- **WORK ITEM**
Work through the data and report how many lines include the string "Viral", giving the number alone.

(Figure record extracts)
"""

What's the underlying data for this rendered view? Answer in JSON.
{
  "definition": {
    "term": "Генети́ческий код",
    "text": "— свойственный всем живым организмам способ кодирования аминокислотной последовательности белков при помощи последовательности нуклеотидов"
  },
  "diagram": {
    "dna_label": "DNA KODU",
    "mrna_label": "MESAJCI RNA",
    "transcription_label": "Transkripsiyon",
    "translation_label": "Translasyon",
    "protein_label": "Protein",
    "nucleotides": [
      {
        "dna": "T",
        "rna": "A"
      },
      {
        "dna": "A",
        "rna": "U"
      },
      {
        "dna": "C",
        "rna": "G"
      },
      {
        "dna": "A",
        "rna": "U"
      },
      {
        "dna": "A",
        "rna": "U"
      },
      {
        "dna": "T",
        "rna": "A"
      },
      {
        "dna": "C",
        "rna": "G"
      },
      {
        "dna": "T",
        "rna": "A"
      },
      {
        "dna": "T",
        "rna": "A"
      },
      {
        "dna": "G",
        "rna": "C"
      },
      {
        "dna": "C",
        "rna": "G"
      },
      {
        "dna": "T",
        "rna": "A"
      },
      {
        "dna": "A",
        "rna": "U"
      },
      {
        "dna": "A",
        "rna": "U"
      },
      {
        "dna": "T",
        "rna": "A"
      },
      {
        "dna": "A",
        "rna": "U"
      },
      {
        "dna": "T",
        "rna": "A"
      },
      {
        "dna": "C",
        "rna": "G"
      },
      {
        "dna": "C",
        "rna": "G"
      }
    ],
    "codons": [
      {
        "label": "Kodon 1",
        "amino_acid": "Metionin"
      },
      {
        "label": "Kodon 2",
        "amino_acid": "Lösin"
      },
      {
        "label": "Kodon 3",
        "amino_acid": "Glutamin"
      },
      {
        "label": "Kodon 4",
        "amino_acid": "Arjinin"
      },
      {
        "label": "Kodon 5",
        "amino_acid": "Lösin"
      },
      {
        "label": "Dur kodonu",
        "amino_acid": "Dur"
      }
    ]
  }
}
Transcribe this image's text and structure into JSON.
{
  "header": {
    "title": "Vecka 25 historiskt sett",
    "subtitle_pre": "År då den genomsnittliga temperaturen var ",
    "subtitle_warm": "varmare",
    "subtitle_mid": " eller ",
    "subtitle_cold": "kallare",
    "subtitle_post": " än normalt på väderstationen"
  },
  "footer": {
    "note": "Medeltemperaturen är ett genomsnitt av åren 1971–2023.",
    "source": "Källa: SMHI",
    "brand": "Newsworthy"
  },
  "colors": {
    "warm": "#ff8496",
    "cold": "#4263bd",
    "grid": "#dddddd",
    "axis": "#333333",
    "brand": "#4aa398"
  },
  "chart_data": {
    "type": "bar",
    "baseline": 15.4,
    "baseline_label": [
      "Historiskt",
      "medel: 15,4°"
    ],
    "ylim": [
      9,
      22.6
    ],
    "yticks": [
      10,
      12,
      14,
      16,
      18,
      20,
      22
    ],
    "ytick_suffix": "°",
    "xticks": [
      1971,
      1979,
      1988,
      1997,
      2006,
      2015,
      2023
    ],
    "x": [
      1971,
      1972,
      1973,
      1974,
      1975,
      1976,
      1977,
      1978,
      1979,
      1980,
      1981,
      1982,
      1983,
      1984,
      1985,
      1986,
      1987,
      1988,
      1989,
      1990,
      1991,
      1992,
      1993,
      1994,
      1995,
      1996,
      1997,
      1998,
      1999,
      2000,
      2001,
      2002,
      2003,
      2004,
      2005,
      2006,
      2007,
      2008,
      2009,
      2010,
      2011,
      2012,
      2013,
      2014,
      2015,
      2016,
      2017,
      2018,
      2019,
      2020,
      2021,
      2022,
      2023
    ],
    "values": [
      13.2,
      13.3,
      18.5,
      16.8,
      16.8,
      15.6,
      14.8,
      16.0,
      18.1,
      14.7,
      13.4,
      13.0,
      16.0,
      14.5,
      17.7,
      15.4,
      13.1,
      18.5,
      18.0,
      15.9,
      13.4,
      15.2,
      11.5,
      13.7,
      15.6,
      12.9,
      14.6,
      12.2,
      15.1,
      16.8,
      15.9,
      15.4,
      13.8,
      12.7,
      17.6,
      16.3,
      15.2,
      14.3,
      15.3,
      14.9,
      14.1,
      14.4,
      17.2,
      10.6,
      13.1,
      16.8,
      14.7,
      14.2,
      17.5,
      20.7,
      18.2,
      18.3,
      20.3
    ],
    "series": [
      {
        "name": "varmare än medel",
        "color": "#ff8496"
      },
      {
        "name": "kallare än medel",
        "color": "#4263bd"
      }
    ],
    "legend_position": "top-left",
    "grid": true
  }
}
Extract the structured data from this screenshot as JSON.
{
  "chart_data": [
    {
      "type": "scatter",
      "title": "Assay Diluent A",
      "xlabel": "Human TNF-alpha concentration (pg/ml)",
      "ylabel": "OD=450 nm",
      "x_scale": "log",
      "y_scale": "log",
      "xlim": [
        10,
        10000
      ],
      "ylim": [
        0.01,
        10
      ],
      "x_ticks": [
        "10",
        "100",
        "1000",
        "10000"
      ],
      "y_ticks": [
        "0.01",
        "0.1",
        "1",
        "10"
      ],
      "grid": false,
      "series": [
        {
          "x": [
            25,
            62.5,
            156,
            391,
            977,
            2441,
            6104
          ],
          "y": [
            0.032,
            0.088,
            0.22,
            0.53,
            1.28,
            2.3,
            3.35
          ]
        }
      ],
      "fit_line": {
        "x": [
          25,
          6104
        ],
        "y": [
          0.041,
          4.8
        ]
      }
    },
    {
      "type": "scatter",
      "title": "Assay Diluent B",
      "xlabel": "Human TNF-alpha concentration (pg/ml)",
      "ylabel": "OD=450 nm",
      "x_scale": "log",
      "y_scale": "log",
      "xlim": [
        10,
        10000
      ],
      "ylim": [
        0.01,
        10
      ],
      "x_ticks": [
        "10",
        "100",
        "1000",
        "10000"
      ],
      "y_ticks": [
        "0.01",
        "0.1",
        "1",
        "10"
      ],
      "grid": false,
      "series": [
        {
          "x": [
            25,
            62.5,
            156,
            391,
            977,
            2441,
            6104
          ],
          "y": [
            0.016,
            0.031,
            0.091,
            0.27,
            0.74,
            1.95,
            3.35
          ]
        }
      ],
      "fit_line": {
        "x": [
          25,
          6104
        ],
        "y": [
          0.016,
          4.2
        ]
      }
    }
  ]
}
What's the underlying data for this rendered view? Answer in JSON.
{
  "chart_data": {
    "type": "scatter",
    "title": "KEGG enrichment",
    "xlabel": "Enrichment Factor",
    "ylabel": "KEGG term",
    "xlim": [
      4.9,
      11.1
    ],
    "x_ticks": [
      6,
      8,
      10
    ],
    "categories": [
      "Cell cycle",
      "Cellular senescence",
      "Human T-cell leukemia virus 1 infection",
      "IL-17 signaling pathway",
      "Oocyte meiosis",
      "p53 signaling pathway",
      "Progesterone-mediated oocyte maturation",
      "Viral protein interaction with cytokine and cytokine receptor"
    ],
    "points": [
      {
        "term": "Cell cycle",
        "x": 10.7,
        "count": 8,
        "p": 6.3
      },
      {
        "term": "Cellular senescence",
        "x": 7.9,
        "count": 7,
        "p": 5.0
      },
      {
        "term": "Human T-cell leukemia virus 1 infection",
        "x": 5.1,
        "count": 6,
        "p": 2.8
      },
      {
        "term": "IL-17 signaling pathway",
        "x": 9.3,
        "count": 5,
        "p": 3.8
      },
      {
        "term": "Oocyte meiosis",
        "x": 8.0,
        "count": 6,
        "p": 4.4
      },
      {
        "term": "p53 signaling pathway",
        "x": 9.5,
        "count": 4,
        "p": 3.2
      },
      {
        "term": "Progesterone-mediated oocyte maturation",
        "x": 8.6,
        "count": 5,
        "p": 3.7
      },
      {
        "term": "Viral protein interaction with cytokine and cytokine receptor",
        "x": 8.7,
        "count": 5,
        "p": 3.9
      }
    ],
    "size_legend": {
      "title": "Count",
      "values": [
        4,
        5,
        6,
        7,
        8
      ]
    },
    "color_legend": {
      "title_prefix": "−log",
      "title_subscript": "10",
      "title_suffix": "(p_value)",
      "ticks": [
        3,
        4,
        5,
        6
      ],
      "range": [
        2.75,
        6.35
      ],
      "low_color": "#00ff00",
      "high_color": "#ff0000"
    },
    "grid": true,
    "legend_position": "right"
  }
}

"""

- **SOLUTION BELOW**
2